(What needs to be done): Gather all lines from the material that contain "last".

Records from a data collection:

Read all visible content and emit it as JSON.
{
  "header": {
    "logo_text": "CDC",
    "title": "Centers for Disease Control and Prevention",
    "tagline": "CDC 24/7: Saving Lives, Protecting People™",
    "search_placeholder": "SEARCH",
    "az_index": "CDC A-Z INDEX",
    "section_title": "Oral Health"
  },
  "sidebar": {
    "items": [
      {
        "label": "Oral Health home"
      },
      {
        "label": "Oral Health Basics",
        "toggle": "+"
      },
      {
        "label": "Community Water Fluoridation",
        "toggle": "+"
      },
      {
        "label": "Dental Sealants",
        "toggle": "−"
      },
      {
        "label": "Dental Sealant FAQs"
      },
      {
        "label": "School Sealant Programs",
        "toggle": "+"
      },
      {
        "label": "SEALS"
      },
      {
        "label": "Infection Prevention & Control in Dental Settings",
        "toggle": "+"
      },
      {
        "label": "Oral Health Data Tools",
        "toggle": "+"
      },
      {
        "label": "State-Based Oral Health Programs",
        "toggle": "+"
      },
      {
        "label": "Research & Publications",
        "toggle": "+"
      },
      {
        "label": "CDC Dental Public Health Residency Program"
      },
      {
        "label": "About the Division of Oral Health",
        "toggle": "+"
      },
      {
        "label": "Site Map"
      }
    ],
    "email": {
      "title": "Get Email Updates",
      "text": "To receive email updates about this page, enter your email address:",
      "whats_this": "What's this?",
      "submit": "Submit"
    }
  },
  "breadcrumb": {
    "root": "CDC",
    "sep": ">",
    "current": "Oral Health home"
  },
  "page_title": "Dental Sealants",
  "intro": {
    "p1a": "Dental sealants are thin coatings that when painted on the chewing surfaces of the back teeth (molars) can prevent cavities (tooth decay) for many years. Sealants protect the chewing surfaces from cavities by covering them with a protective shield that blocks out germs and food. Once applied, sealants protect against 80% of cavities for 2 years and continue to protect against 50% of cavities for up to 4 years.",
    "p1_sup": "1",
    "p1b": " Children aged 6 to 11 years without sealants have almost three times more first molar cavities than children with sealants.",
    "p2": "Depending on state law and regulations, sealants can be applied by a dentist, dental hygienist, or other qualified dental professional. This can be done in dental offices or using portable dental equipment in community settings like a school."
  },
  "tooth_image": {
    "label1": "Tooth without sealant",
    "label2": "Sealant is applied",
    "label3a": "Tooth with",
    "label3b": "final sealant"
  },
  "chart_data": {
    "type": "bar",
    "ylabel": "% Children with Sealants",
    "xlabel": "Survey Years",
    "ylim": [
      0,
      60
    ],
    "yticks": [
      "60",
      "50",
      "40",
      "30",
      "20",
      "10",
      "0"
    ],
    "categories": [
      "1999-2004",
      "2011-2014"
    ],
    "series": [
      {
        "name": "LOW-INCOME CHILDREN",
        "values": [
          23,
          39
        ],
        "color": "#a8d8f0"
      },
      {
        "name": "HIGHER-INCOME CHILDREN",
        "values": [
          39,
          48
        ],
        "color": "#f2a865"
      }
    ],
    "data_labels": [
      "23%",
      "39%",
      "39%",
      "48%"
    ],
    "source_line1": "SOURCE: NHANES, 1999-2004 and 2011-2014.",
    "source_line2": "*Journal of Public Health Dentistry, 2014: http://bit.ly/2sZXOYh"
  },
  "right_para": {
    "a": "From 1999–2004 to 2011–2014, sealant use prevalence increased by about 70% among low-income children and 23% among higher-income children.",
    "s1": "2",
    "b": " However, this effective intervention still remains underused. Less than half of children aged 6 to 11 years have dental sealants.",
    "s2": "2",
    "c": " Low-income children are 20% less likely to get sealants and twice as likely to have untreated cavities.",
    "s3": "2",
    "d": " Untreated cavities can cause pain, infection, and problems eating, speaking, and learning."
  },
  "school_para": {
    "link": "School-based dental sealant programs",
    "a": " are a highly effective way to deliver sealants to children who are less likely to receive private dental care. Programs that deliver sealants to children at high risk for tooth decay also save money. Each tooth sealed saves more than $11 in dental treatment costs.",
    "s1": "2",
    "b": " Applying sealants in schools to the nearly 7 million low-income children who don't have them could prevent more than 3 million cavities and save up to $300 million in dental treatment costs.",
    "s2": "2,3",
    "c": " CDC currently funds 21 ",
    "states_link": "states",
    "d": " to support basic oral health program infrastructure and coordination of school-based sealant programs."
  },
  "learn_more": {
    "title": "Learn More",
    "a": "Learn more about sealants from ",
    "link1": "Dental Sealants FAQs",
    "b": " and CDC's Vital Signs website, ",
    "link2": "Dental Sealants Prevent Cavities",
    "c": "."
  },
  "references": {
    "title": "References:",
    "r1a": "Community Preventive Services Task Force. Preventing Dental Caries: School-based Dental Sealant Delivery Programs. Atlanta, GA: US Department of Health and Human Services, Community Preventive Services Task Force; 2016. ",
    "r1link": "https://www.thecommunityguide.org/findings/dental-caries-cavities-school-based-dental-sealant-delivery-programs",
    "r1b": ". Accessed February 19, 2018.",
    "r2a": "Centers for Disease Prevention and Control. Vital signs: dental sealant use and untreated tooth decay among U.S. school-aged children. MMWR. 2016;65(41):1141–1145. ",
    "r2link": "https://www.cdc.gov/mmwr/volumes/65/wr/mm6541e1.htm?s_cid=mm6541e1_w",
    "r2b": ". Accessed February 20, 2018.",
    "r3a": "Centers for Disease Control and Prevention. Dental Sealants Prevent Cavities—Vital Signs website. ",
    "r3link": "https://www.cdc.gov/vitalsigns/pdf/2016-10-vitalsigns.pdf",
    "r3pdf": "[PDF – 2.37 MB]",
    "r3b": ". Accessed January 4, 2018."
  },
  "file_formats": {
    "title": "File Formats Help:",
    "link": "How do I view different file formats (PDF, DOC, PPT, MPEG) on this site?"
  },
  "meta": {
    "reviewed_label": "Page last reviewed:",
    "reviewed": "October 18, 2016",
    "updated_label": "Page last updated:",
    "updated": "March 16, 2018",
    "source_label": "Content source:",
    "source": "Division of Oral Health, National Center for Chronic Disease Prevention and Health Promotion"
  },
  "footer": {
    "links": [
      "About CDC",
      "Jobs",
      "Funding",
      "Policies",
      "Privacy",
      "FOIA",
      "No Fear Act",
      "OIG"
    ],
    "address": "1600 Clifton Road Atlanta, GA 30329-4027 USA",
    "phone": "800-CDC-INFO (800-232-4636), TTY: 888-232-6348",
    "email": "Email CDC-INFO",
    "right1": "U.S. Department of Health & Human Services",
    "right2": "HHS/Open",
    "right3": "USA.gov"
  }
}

(In response):
    "reviewed_label": "Page last reviewed:",
    "updated_label": "Page last updated:",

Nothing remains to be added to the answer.